**PROBLEM**:
Word for word, repeat the entries, minus the pictures.

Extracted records
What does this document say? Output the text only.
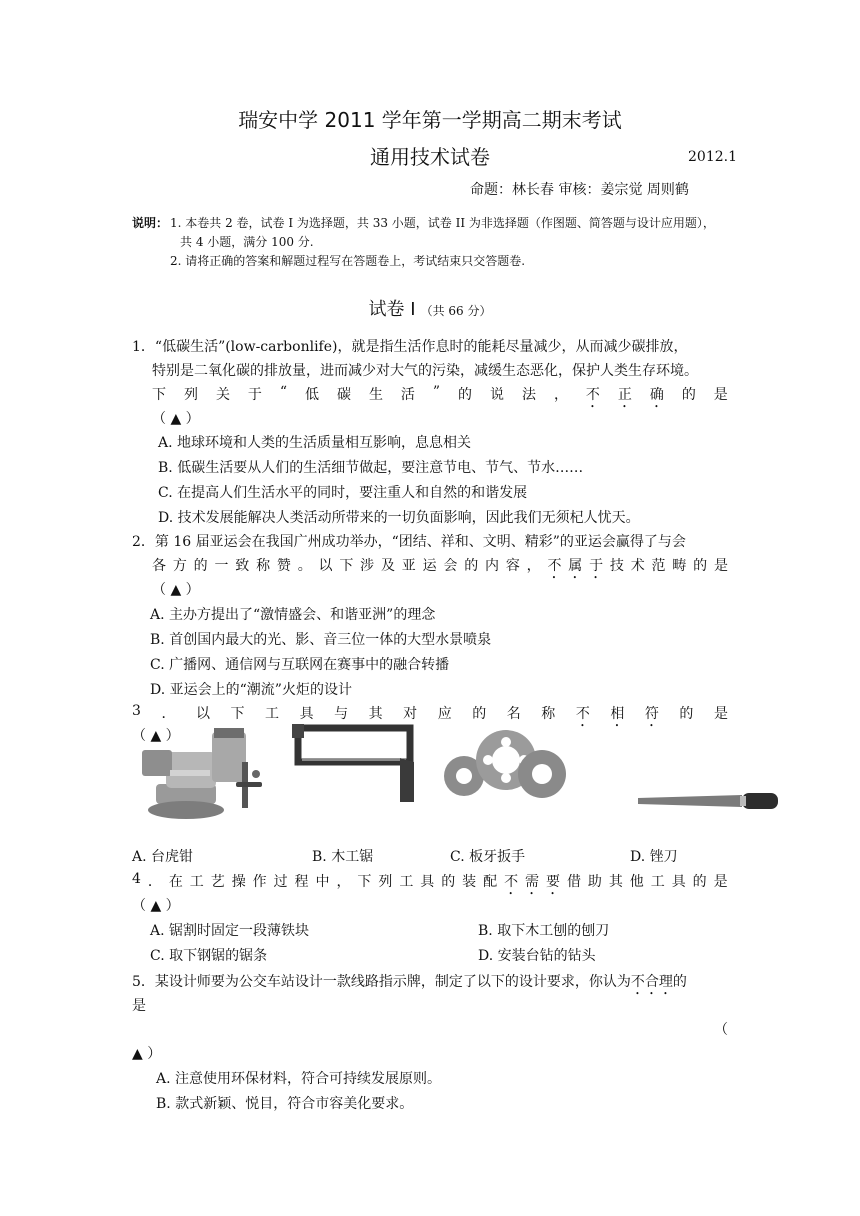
瑞安中学 2011 学年第一学期高二期末考试
通用技术试卷	2012.1
命题：林长春 审核：姜宗觉 周则鹤
说明： 1. 本卷共 2 卷，试卷 I 为选择题，共 33 小题，试卷 II 为非选择题（作图题、简答题与设计应用题），
共 4 小题，满分 100 分.
2. 请将正确的答案和解题过程写在答题卷上，考试结束只交答题卷.
试卷 I （共 66 分）
1．“低碳生活”(low-carbonlife)，就是指生活作息时的能耗尽量减少，从而减少碳排放，
特别是二氧化碳的排放量，进而减少对大气的污染，减缓生态恶化，保护人类生存环境。
下 列 关 于 “ 低 碳 生 活 ” 的 说 法 ， 不 正 确 的 是
（ ▲ ）
A. 地球环境和人类的生活质量相互影响，息息相关
B. 低碳生活要从人们的生活细节做起，要注意节电、节气、节水……
C. 在提高人们生活水平的同时，要注重人和自然的和谐发展
D. 技术发展能解决人类活动所带来的一切负面影响，因此我们无须杞人忧天。
2．第 16 届亚运会在我国广州成功举办，“团结、祥和、文明、精彩”的亚运会赢得了与会
各 方 的 一 致 称 赞 。 以 下 涉 及 亚 运 会 的 内 容 ， 不 属 于 技 术 范 畴 的 是
（ ▲ ）
A. 主办方提出了“激情盛会、和谐亚洲”的理念
B. 首创国内最大的光、影、音三位一体的大型水景喷泉
C. 广播网、通信网与互联网在赛事中的融合转播
D. 亚运会上的“潮流”火炬的设计
3 ． 以 下 工 具 与 其 对 应 的 名 称 不 相 符 的 是
（ ▲ ）
A. 台虎钳	B. 木工锯	C. 板牙扳手	D. 锉刀
4 ． 在 工 艺 操 作 过 程 中 ， 下 列 工 具 的 装 配 不 需 要 借 助 其 他 工 具 的 是
（ ▲ ）
A. 锯割时固定一段薄铁块	B. 取下木工刨的刨刀
C. 取下钢锯的锯条	D. 安装台钻的钻头
5．某设计师要为公交车站设计一款线路指示牌，制定了以下的设计要求，你认为不合理的
是
（
▲ ）
A. 注意使用环保材料，符合可持续发展原则。
B. 款式新颖、悦目，符合市容美化要求。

**WRITTEN ANSWER**:
What does this document say? Output the text only.
瑞安中学 2011 学年第一学期高二期末考试
通用技术试卷	2012.1
命题：林长春 审核：姜宗觉 周则鹤
说明： 1. 本卷共 2 卷，试卷 I 为选择题，共 33 小题，试卷 II 为非选择题（作图题、简答题与设计应用题），
共 4 小题，满分 100 分.
2. 请将正确的答案和解题过程写在答题卷上，考试结束只交答题卷.
试卷 I （共 66 分）
1．“低碳生活”(low-carbonlife)，就是指生活作息时的能耗尽量减少，从而减少碳排放，
特别是二氧化碳的排放量，进而减少对大气的污染，减缓生态恶化，保护人类生存环境。
下 列 关 于 “ 低 碳 生 活 ” 的 说 法 ， 不 正 确 的 是
（ ▲ ）
A. 地球环境和人类的生活质量相互影响，息息相关
B. 低碳生活要从人们的生活细节做起，要注意节电、节气、节水……
C. 在提高人们生活水平的同时，要注重人和自然的和谐发展
D. 技术发展能解决人类活动所带来的一切负面影响，因此我们无须杞人忧天。
2．第 16 届亚运会在我国广州成功举办，“团结、祥和、文明、精彩”的亚运会赢得了与会
各 方 的 一 致 称 赞 。 以 下 涉 及 亚 运 会 的 内 容 ， 不 属 于 技 术 范 畴 的 是
（ ▲ ）
A. 主办方提出了“激情盛会、和谐亚洲”的理念
B. 首创国内最大的光、影、音三位一体的大型水景喷泉
C. 广播网、通信网与互联网在赛事中的融合转播
D. 亚运会上的“潮流”火炬的设计
3 ． 以 下 工 具 与 其 对 应 的 名 称 不 相 符 的 是
（ ▲ ）
A. 台虎钳	B. 木工锯	C. 板牙扳手	D. 锉刀
4 ． 在 工 艺 操 作 过 程 中 ， 下 列 工 具 的 装 配 不 需 要 借 助 其 他 工 具 的 是
（ ▲ ）
A. 锯割时固定一段薄铁块	B. 取下木工刨的刨刀
C. 取下钢锯的锯条	D. 安装台钻的钻头
5．某设计师要为公交车站设计一款线路指示牌，制定了以下的设计要求，你认为不合理的
是
（
▲ ）
A. 注意使用环保材料，符合可持续发展原则。
B. 款式新颖、悦目，符合市容美化要求。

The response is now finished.